_Set exercise_
Every line below that contains "Amplification" is to be copied.

_Input data_
┌──
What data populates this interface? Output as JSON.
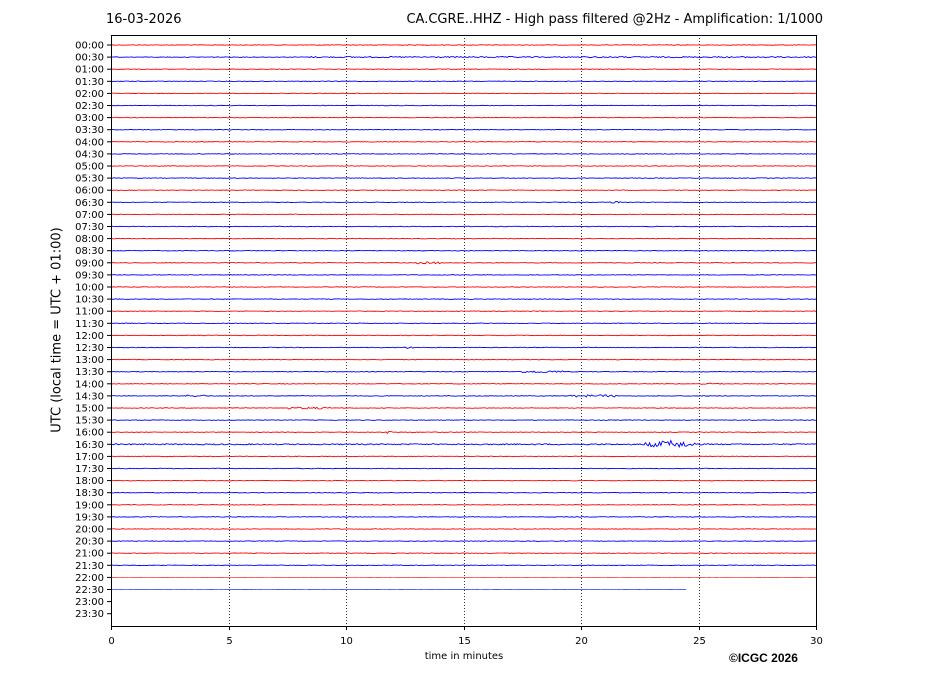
{
  "header": {
    "date": "16-03-2026",
    "title": "CA.CGRE..HHZ - High pass filtered @2Hz - Amplification: 1/1000"
  },
  "footer": {
    "xlabel": "time in minutes",
    "copyright": "©ICGC 2026"
  },
  "chart_data": {
    "type": "line",
    "title": "CA.CGRE..HHZ - High pass filtered @2Hz - Amplification: 1/1000",
    "xlabel": "time in minutes",
    "ylabel": "UTC (local time = UTC + 01:00)",
    "xlim": [
      0,
      30
    ],
    "x_ticks": [
      0,
      5,
      10,
      15,
      20,
      25,
      30
    ],
    "x_grid": "dotted vertical lines at x ticks",
    "row_labels": [
      "00:00",
      "00:30",
      "01:00",
      "01:30",
      "02:00",
      "02:30",
      "03:00",
      "03:30",
      "04:00",
      "04:30",
      "05:00",
      "05:30",
      "06:00",
      "06:30",
      "07:00",
      "07:30",
      "08:00",
      "08:30",
      "09:00",
      "09:30",
      "10:00",
      "10:30",
      "11:00",
      "11:30",
      "12:00",
      "12:30",
      "13:00",
      "13:30",
      "14:00",
      "14:30",
      "15:00",
      "15:30",
      "16:00",
      "16:30",
      "17:00",
      "17:30",
      "18:00",
      "18:30",
      "19:00",
      "19:30",
      "20:00",
      "20:30",
      "21:00",
      "21:30",
      "22:00",
      "22:30",
      "23:00",
      "23:30"
    ],
    "trace_colors": [
      "#ff0000",
      "#0000ff"
    ],
    "last_trace_row": "22:30",
    "last_trace_end_minutes": 24.5,
    "noise_level": 0.3,
    "events": [
      {
        "row": "00:30",
        "start": 8.5,
        "end": 30,
        "amp": 0.6
      },
      {
        "row": "06:30",
        "start": 21.2,
        "end": 21.7,
        "amp": 1.2
      },
      {
        "row": "09:00",
        "start": 13.0,
        "end": 14.0,
        "amp": 1.0
      },
      {
        "row": "12:30",
        "start": 12.4,
        "end": 12.9,
        "amp": 0.9
      },
      {
        "row": "13:30",
        "start": 17.5,
        "end": 19.2,
        "amp": 1.0
      },
      {
        "row": "14:00",
        "start": 25.0,
        "end": 26.0,
        "amp": 0.8
      },
      {
        "row": "14:30",
        "start": 3.2,
        "end": 4.0,
        "amp": 1.0
      },
      {
        "row": "14:30",
        "start": 19.5,
        "end": 21.5,
        "amp": 1.1
      },
      {
        "row": "15:00",
        "start": 7.5,
        "end": 9.5,
        "amp": 0.9
      },
      {
        "row": "16:00",
        "start": 11.7,
        "end": 12.0,
        "amp": 1.3
      },
      {
        "row": "16:30",
        "start": 22.6,
        "end": 25.0,
        "amp": 4.0
      },
      {
        "row": "16:30",
        "start": 0.0,
        "end": 30,
        "amp": 0.6
      }
    ]
  }
}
└──
_Task response_
    "title": "CA.CGRE..HHZ - High pass filtered @2Hz - Amplification: 1/1000"
    "title": "CA.CGRE..HHZ - High pass filtered @2Hz - Amplification: 1/1000",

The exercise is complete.